(Extracted data entries)
┄┄┄┄┄┄┄┄┄┄┄┄┄┄┄┄┄┄┄┄

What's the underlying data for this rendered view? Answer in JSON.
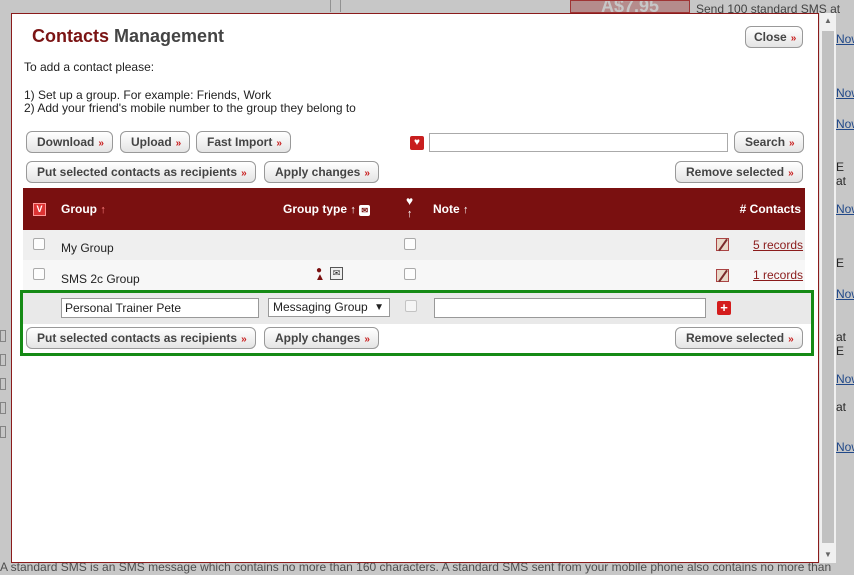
{
  "background": {
    "price": "A$7.95",
    "side_text": "Send 100 standard SMS at",
    "side_links": [
      "Now",
      "Now",
      "Now",
      "Now",
      "Now",
      "Now",
      "Now"
    ],
    "side_letters": [
      "E",
      "at",
      "E",
      "at",
      "E",
      "at"
    ],
    "bottom_text": "A standard SMS is an SMS message which contains no more than 160 characters. A standard SMS sent from your mobile phone also contains no more than"
  },
  "modal": {
    "title_accent": "Contacts",
    "title_rest": "Management",
    "close_label": "Close",
    "intro_line": "To add a contact please:",
    "step1": "1) Set up a group. For example: Friends, Work",
    "step2": "2) Add your friend's mobile number to the group they belong to",
    "toolbar": {
      "download": "Download",
      "upload": "Upload",
      "fast_import": "Fast Import",
      "search": "Search",
      "search_value": "",
      "put_selected": "Put selected contacts as recipients",
      "apply_changes": "Apply changes",
      "remove_selected": "Remove selected"
    },
    "table": {
      "select_all": "V",
      "col_group": "Group",
      "col_group_type": "Group type",
      "col_note": "Note",
      "col_contacts": "# Contacts",
      "rows": [
        {
          "group": "My Group",
          "contacts": "5 records"
        },
        {
          "group": "SMS 2c Group",
          "contacts": "1 records"
        }
      ]
    },
    "new_group": {
      "name_value": "Personal Trainer Pete",
      "type_value": "Messaging Group",
      "note_value": "",
      "put_selected": "Put selected contacts as recipients",
      "apply_changes": "Apply changes",
      "remove_selected": "Remove selected"
    }
  }
}
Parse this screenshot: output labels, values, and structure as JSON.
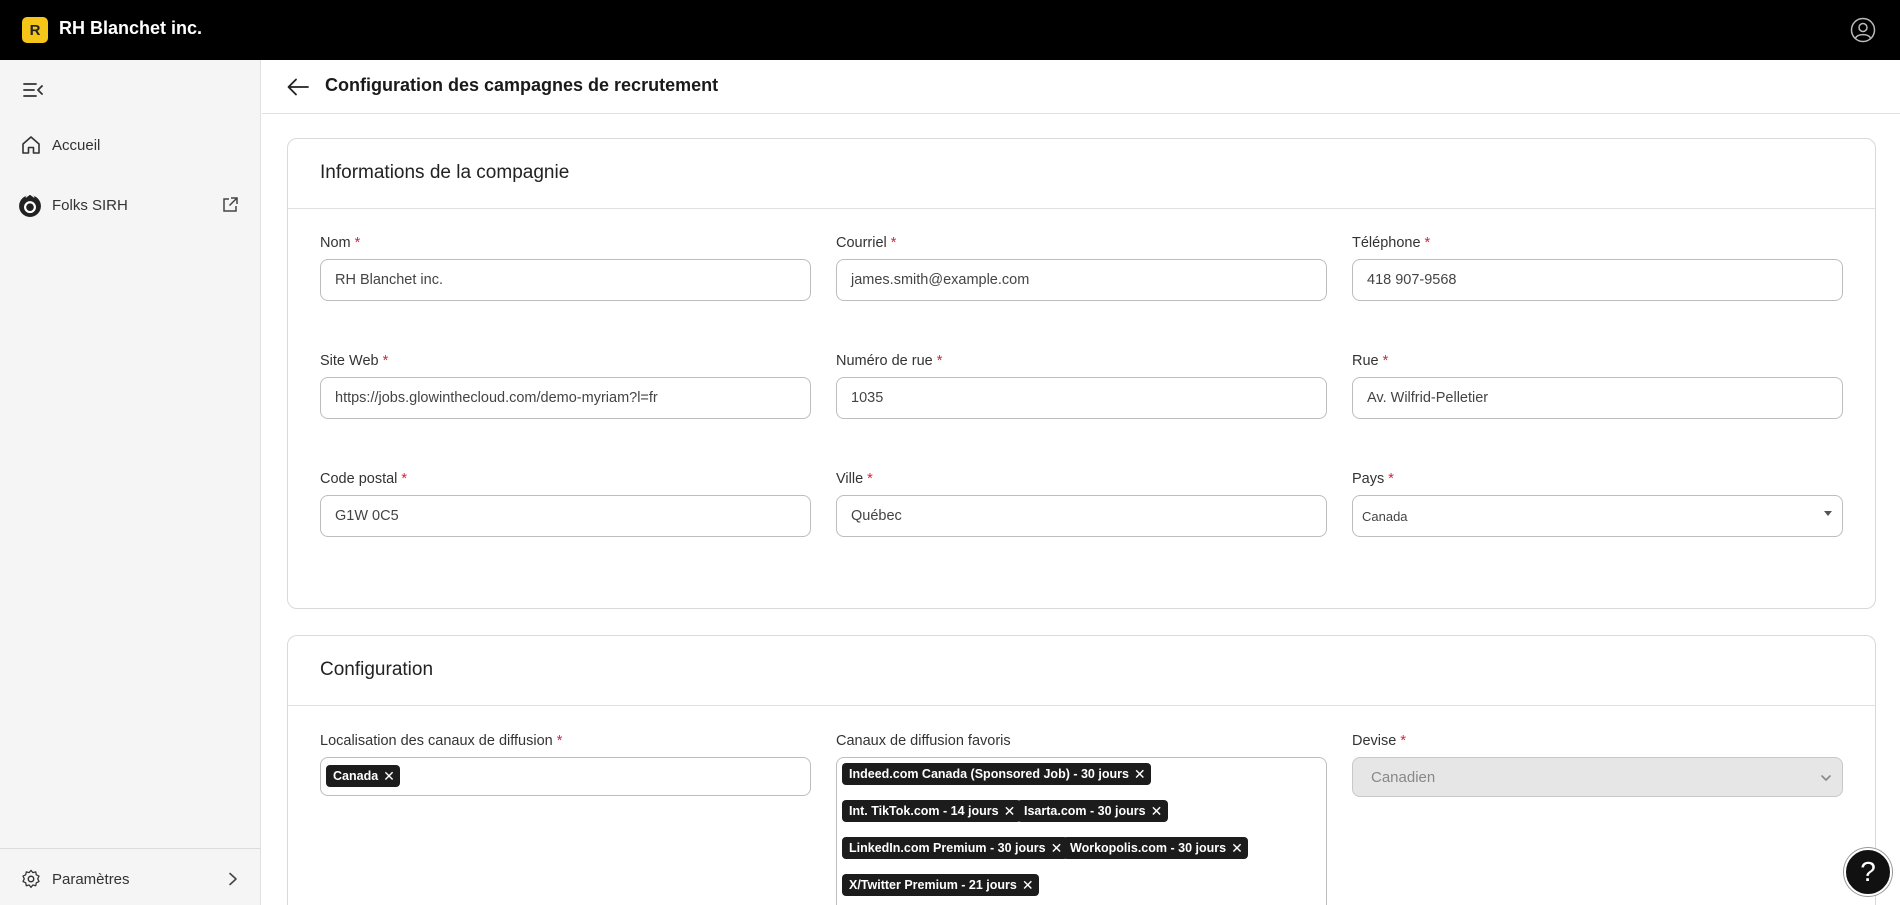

┄┄┄┄┄┄┄┄┄┄┄┄┄┄┄┄┄┄┄┄

Your job is to transcribe the entries above exactly; skip the pictures.

## [Task output]
What's the underlying data for this rendered view? Answer in JSON.
{
  "background": {
    "price": "A$7.95",
    "side_text": "Send 100 standard SMS at",
    "side_links": [
      "Now",
      "Now",
      "Now",
      "Now",
      "Now",
      "Now",
      "Now"
    ],
    "side_letters": [
      "E",
      "at",
      "E",
      "at",
      "E",
      "at"
    ],
    "bottom_text": "A standard SMS is an SMS message which contains no more than 160 characters. A standard SMS sent from your mobile phone also contains no more than"
  },
  "modal": {
    "title_accent": "Contacts",
    "title_rest": "Management",
    "close_label": "Close",
    "intro_line": "To add a contact please:",
    "step1": "1) Set up a group. For example: Friends, Work",
    "step2": "2) Add your friend's mobile number to the group they belong to",
    "toolbar": {
      "download": "Download",
      "upload": "Upload",
      "fast_import": "Fast Import",
      "search": "Search",
      "search_value": "",
      "put_selected": "Put selected contacts as recipients",
      "apply_changes": "Apply changes",
      "remove_selected": "Remove selected"
    },
    "table": {
      "select_all": "V",
      "col_group": "Group",
      "col_group_type": "Group type",
      "col_note": "Note",
      "col_contacts": "# Contacts",
      "rows": [
        {
          "group": "My Group",
          "contacts": "5 records"
        },
        {
          "group": "SMS 2c Group",
          "contacts": "1 records"
        }
      ]
    },
    "new_group": {
      "name_value": "Personal Trainer Pete",
      "type_value": "Messaging Group",
      "note_value": "",
      "put_selected": "Put selected contacts as recipients",
      "apply_changes": "Apply changes",
      "remove_selected": "Remove selected"
    }
  }
}
Parse this screenshot: output labels, values, and structure as JSON.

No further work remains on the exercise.